- Instructions to follow: Write out the records word for word, starting with the very first line and going on through the line with "- plot-area: [664, 1015, 1062, 1302]", that line included.

- Listing:
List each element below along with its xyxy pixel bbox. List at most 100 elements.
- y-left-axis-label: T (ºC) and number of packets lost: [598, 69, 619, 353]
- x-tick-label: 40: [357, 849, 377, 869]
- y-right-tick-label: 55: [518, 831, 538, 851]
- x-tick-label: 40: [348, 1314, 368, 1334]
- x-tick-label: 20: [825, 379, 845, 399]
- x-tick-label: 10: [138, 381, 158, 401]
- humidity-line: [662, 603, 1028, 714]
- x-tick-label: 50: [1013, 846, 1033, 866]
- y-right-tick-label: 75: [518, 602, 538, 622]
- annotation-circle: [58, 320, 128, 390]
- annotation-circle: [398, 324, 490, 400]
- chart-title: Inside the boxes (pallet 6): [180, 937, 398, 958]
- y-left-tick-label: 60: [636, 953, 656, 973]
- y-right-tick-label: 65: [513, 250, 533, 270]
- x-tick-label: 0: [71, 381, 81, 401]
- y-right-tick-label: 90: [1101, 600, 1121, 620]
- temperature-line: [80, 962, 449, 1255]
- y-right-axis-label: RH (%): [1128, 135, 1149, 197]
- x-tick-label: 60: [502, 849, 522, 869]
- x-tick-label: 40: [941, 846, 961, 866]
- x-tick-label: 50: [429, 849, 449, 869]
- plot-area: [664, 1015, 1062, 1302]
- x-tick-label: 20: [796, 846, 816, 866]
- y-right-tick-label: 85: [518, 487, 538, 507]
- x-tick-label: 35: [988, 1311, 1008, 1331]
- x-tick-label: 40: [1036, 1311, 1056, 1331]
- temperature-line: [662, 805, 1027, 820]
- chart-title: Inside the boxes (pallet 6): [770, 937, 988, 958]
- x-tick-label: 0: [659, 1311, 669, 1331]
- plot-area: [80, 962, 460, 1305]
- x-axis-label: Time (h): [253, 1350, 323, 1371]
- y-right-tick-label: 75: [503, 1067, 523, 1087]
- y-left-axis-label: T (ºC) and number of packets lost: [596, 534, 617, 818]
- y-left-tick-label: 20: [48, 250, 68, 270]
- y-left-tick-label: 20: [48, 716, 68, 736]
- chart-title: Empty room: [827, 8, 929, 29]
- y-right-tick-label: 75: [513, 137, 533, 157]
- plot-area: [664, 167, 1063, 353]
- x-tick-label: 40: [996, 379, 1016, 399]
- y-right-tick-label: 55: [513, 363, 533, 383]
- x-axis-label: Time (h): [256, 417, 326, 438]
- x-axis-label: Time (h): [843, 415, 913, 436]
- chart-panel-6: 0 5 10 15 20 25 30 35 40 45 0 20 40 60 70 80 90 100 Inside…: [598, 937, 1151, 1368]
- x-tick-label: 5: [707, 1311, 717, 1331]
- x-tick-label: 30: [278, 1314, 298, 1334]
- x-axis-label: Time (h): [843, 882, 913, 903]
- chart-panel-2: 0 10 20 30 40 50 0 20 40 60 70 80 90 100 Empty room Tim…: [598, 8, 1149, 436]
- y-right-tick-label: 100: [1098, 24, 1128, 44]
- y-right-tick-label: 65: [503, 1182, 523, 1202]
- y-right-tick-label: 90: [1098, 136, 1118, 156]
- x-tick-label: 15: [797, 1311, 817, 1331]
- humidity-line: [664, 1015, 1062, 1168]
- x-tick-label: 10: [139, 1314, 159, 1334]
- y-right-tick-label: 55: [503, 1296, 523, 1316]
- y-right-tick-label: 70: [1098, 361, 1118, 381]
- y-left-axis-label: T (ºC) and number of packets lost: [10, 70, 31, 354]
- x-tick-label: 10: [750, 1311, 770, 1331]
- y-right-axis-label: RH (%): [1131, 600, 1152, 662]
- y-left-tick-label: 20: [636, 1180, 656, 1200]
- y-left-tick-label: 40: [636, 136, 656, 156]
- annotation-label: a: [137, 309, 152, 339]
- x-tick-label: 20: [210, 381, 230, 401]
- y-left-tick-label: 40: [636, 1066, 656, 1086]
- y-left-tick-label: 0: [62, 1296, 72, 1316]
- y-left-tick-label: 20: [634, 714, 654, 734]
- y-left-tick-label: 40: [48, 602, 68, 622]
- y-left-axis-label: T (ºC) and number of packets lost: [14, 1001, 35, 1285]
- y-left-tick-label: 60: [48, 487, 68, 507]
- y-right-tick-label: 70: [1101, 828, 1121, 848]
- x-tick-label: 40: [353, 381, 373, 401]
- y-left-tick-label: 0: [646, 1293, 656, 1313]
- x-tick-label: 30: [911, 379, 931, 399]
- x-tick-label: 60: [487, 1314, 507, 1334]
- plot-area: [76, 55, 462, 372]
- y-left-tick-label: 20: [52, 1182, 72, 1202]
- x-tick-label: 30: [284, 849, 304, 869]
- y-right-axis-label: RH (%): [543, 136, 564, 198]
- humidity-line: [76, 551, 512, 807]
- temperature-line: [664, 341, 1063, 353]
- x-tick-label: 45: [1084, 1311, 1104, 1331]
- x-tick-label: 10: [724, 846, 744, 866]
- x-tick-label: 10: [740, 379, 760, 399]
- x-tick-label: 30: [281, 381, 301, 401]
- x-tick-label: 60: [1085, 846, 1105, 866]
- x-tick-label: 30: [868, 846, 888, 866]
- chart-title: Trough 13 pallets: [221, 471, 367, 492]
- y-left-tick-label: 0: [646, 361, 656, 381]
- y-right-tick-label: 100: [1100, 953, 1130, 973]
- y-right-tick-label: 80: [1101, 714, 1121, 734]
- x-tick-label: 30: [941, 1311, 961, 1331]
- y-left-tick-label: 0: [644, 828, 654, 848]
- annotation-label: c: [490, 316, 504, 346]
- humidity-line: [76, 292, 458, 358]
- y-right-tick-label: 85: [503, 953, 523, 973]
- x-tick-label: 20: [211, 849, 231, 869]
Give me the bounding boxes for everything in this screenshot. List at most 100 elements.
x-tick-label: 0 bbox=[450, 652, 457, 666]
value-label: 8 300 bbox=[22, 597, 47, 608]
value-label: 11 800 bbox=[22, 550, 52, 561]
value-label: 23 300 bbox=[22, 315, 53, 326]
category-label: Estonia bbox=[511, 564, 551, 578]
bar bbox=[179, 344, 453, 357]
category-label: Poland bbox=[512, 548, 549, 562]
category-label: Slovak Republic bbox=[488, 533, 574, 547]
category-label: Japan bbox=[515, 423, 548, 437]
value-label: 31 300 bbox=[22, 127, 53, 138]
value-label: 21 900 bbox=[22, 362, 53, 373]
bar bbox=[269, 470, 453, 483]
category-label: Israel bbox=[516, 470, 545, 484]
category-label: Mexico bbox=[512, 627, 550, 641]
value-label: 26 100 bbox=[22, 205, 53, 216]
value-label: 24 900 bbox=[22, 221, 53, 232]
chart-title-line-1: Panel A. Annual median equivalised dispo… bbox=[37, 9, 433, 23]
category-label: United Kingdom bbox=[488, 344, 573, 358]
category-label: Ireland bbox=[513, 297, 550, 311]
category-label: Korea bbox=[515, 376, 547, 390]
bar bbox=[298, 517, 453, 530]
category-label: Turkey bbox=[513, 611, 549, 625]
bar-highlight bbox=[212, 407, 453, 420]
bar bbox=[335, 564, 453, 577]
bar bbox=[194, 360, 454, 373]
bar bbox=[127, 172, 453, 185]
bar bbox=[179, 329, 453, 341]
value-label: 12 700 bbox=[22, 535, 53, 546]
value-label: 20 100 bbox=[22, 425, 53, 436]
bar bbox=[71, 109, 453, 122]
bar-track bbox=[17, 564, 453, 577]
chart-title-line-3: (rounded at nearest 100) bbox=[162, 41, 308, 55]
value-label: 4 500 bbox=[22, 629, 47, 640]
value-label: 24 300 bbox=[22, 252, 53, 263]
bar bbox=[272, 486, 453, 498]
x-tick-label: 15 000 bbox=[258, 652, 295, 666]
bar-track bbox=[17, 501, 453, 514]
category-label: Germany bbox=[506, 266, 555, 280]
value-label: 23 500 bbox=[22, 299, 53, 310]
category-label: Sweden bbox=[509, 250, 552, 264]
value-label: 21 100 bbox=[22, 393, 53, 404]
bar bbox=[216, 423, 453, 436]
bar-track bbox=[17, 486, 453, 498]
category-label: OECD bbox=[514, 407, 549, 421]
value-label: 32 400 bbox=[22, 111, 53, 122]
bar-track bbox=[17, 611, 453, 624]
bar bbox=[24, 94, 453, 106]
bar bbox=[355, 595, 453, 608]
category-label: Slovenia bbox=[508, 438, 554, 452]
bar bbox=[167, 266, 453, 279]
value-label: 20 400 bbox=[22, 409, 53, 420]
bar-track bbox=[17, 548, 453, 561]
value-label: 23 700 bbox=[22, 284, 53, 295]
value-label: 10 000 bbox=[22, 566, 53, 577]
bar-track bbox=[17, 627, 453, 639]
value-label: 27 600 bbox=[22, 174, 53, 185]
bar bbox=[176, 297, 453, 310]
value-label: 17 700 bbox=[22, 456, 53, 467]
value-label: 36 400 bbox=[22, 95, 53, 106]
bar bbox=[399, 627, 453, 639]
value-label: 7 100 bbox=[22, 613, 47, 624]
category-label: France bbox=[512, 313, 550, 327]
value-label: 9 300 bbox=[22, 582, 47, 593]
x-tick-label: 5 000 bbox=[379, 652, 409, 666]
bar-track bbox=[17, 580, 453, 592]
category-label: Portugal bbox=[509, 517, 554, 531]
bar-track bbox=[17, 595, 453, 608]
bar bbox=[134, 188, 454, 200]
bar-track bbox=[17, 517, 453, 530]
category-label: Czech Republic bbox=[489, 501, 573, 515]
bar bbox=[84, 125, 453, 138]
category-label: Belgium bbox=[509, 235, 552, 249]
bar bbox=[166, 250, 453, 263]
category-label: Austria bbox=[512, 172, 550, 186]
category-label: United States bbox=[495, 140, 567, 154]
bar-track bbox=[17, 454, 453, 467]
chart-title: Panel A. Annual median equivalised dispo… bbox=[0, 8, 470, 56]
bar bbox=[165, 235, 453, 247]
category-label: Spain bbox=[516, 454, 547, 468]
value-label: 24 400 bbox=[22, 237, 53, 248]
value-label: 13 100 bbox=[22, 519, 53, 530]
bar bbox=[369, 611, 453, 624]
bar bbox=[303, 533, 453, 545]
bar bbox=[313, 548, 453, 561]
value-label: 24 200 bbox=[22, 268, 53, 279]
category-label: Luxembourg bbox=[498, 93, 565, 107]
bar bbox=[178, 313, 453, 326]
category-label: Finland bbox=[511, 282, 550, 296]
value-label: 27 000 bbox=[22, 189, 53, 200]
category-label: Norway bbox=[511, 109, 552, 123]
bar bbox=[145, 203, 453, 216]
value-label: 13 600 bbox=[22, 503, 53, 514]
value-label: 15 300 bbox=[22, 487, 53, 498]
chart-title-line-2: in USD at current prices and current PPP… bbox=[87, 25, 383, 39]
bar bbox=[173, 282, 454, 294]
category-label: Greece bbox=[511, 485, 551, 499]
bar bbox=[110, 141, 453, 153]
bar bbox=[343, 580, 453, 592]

- Full response:
List each element below along with its xyxy pixel bbox. List at most 100 elements.
- y-left-axis-label: T (ºC) and number of packets lost: [598, 69, 619, 353]
- x-tick-label: 40: [357, 849, 377, 869]
- y-right-tick-label: 55: [518, 831, 538, 851]
- x-tick-label: 40: [348, 1314, 368, 1334]
- x-tick-label: 20: [825, 379, 845, 399]
- x-tick-label: 10: [138, 381, 158, 401]
- humidity-line: [662, 603, 1028, 714]
- x-tick-label: 50: [1013, 846, 1033, 866]
- y-right-tick-label: 75: [518, 602, 538, 622]
- annotation-circle: [58, 320, 128, 390]
- annotation-circle: [398, 324, 490, 400]
- chart-title: Inside the boxes (pallet 6): [180, 937, 398, 958]
- y-left-tick-label: 60: [636, 953, 656, 973]
- y-right-tick-label: 65: [513, 250, 533, 270]
- x-tick-label: 0: [71, 381, 81, 401]
- y-right-tick-label: 90: [1101, 600, 1121, 620]
- temperature-line: [80, 962, 449, 1255]
- y-right-axis-label: RH (%): [1128, 135, 1149, 197]
- x-tick-label: 60: [502, 849, 522, 869]
- x-tick-label: 40: [941, 846, 961, 866]
- x-tick-label: 50: [429, 849, 449, 869]
- plot-area: [664, 1015, 1062, 1302]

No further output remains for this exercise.